## EXERCISE AIM
Pull out and copy every line of the material below that contains the word "guide".

## LISTED ENTRIES
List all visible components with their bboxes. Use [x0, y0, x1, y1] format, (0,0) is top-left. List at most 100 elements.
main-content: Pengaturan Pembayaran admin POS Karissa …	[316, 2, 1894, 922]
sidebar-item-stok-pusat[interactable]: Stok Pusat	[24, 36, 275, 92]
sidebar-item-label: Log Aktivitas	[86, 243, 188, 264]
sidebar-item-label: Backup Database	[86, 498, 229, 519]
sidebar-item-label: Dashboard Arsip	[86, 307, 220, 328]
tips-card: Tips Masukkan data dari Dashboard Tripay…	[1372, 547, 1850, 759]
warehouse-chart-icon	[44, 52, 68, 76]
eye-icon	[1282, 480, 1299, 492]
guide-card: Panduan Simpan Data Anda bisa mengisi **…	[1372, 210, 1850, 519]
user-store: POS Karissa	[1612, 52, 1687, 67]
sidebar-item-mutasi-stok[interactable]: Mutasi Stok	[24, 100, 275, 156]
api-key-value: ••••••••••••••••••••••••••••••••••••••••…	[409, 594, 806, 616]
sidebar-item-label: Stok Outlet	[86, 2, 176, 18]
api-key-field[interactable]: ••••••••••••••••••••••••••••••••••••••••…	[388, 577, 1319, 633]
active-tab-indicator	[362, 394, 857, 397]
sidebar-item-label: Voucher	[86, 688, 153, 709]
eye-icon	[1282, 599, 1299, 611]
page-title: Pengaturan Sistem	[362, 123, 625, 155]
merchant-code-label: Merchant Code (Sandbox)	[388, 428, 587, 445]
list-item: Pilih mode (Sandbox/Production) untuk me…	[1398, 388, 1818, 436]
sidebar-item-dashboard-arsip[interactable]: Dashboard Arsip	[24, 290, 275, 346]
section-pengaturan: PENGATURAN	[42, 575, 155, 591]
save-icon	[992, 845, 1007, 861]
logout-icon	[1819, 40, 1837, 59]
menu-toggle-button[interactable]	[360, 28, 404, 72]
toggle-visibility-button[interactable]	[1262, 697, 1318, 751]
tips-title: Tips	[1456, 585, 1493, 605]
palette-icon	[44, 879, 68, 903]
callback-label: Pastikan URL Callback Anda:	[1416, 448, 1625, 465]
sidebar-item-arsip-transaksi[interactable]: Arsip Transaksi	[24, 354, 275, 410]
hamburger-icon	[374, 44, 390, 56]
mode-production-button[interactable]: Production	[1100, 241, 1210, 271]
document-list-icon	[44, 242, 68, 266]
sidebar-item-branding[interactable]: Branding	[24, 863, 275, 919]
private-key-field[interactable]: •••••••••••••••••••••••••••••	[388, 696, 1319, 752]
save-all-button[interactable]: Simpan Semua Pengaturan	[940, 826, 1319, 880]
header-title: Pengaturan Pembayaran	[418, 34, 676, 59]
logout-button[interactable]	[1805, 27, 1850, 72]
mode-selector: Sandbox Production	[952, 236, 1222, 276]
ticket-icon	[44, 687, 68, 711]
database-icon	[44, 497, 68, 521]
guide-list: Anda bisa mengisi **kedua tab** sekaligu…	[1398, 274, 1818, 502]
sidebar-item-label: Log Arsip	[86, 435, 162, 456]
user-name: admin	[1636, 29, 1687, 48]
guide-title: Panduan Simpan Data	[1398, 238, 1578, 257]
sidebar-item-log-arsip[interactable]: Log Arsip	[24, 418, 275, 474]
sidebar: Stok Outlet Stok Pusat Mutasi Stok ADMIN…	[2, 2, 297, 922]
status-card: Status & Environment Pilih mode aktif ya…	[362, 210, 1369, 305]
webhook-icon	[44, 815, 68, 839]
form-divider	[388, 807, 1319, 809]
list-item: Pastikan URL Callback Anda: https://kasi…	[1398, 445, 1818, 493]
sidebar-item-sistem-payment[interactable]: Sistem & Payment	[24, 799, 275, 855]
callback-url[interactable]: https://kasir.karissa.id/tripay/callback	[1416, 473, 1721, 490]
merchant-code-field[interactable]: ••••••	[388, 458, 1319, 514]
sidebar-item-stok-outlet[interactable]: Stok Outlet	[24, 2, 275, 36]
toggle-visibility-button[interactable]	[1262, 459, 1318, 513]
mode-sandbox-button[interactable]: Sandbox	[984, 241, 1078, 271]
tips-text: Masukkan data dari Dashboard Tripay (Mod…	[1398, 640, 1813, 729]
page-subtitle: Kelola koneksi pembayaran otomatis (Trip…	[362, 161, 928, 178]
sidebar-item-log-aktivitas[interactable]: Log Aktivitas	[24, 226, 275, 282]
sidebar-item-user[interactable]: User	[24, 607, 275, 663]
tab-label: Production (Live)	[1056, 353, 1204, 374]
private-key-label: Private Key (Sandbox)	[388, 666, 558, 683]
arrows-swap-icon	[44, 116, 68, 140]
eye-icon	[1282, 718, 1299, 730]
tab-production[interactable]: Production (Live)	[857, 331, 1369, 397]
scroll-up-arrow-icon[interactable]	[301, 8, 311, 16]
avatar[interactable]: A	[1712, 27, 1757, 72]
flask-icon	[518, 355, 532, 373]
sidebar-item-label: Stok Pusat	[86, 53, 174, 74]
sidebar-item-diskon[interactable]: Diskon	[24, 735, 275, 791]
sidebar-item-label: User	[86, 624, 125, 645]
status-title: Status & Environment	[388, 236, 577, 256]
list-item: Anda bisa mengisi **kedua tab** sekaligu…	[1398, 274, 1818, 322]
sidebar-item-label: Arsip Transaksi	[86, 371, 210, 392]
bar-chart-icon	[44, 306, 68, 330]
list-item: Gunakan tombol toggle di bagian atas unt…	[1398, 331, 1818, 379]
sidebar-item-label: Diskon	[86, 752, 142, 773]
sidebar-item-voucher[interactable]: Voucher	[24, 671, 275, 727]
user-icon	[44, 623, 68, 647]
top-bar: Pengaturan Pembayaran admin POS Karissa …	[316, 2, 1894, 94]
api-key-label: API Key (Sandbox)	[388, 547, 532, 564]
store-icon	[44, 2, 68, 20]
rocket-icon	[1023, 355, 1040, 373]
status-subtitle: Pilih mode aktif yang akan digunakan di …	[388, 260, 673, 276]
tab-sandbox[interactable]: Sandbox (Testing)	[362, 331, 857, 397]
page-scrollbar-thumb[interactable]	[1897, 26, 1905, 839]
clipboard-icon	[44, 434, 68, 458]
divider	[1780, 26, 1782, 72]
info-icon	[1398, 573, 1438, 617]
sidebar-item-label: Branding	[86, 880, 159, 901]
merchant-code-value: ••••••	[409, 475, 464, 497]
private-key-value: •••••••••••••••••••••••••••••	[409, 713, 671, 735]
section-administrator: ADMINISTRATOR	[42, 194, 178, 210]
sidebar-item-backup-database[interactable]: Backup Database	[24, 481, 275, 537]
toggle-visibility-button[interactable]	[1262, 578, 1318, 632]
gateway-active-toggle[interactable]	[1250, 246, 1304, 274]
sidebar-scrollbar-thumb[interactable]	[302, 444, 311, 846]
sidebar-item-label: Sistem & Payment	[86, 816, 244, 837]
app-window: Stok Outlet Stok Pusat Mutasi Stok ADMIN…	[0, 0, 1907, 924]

## ANSWER TO THE TASK
guide-card: Panduan Simpan Data Anda bisa mengisi **…	[1372, 210, 1850, 519]
guide-list: Anda bisa mengisi **kedua tab** sekaligu…	[1398, 274, 1818, 502]
guide-title: Panduan Simpan Data	[1398, 238, 1578, 257]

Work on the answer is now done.